_DATA IN THIS EXERCISE_
· · · ·

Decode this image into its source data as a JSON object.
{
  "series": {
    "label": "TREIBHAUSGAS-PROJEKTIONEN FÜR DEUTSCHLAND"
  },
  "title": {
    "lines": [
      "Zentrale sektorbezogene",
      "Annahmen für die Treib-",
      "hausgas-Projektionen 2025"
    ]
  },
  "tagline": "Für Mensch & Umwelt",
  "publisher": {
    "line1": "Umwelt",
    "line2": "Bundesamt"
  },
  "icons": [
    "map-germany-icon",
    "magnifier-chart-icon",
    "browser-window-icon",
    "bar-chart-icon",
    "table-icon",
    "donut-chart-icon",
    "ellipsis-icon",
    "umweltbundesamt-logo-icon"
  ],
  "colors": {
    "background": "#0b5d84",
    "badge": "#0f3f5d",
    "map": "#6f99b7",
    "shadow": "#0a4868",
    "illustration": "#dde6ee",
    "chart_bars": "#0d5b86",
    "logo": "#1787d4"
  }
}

· · · ·

_WORK INSTRUCTIONS_
Write out the material from the first line to the last, exactly.

_FINAL RESULT_
Decode this image into its source data as a JSON object.
{
  "series": {
    "label": "TREIBHAUSGAS-PROJEKTIONEN FÜR DEUTSCHLAND"
  },
  "title": {
    "lines": [
      "Zentrale sektorbezogene",
      "Annahmen für die Treib-",
      "hausgas-Projektionen 2025"
    ]
  },
  "tagline": "Für Mensch & Umwelt",
  "publisher": {
    "line1": "Umwelt",
    "line2": "Bundesamt"
  },
  "icons": [
    "map-germany-icon",
    "magnifier-chart-icon",
    "browser-window-icon",
    "bar-chart-icon",
    "table-icon",
    "donut-chart-icon",
    "ellipsis-icon",
    "umweltbundesamt-logo-icon"
  ],
  "colors": {
    "background": "#0b5d84",
    "badge": "#0f3f5d",
    "map": "#6f99b7",
    "shadow": "#0a4868",
    "illustration": "#dde6ee",
    "chart_bars": "#0d5b86",
    "logo": "#1787d4"
  }
}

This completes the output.